= Stated task =
Report only the number of lines in this material that include the string "Stalowa".

--- START OF Data section ---

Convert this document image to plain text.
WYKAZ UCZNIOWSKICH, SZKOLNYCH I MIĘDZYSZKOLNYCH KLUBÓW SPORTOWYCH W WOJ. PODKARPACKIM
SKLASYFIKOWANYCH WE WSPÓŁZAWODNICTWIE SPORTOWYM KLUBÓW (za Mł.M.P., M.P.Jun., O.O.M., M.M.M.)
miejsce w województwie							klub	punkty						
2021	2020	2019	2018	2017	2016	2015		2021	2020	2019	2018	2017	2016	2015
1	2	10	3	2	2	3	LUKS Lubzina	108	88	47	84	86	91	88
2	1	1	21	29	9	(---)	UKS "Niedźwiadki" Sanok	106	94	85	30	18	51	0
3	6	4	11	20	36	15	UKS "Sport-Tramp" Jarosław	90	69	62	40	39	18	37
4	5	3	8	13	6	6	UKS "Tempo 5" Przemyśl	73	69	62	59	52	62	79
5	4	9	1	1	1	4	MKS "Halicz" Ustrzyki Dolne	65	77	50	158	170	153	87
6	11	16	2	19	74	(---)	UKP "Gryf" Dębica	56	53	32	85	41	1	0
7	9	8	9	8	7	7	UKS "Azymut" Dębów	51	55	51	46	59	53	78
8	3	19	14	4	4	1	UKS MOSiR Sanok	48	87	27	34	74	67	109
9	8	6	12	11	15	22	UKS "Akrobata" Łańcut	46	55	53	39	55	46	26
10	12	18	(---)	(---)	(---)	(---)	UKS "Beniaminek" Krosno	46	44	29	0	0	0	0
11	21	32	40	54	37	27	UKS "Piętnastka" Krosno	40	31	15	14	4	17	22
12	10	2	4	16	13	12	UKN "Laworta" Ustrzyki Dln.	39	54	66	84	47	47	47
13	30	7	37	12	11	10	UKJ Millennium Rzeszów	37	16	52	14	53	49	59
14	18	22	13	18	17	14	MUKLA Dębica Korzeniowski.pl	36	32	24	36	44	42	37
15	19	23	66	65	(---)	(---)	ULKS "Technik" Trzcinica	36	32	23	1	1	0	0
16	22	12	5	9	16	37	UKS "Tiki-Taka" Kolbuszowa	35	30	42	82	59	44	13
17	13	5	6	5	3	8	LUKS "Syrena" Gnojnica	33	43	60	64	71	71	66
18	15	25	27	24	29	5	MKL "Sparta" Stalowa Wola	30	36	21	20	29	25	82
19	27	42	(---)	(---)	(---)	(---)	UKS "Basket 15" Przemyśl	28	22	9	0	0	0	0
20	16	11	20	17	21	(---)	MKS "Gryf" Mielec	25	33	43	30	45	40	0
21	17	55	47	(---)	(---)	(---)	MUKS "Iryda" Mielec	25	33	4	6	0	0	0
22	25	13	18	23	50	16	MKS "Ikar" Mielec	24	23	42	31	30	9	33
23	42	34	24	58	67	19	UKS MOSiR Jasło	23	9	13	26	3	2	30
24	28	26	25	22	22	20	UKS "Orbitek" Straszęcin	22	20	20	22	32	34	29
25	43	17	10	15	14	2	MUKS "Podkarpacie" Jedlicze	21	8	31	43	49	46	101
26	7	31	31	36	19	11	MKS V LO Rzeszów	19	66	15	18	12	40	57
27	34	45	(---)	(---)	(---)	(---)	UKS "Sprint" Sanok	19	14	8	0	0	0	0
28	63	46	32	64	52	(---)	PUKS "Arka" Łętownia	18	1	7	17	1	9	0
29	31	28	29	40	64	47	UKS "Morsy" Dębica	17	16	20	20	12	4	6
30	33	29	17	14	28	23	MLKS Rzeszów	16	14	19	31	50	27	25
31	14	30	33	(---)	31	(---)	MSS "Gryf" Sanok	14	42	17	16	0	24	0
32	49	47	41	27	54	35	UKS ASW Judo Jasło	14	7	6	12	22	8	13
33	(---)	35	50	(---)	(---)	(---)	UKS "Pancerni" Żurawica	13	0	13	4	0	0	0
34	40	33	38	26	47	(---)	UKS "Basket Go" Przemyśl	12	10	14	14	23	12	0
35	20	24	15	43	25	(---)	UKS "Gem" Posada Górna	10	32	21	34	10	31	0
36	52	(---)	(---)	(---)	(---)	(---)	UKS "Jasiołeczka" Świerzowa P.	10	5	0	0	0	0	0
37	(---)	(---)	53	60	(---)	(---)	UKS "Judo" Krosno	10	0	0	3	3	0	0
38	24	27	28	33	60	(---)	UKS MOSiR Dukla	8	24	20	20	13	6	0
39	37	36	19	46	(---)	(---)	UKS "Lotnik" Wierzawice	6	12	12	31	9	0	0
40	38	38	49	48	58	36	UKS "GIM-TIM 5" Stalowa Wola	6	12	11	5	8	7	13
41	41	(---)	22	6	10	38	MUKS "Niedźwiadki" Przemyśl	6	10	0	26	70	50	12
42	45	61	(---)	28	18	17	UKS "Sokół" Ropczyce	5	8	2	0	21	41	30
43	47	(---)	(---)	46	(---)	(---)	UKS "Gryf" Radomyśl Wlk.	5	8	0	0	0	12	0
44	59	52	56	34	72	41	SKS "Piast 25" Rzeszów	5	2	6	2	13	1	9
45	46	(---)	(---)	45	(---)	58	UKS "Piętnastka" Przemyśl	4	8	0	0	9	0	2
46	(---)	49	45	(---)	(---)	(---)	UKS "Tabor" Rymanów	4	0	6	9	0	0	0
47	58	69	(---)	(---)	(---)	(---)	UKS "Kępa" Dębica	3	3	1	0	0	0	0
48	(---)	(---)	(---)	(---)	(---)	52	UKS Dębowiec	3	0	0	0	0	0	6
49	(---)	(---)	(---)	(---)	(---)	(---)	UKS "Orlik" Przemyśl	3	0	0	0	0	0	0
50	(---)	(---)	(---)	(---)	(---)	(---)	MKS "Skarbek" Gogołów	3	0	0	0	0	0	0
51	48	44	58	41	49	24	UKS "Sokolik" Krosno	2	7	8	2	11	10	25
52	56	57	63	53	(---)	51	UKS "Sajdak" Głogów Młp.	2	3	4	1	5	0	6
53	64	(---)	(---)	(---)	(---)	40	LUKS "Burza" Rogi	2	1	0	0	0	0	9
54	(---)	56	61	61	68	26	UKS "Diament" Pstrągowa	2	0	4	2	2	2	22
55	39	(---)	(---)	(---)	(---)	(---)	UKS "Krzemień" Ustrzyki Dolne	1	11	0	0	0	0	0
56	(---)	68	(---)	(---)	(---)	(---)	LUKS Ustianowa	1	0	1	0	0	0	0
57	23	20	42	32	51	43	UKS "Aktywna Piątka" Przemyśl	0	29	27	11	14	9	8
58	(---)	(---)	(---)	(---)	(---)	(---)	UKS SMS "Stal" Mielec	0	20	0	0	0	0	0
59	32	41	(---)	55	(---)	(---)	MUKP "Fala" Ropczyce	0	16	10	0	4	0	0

--- END OF Data section ---

= Result for this task =
2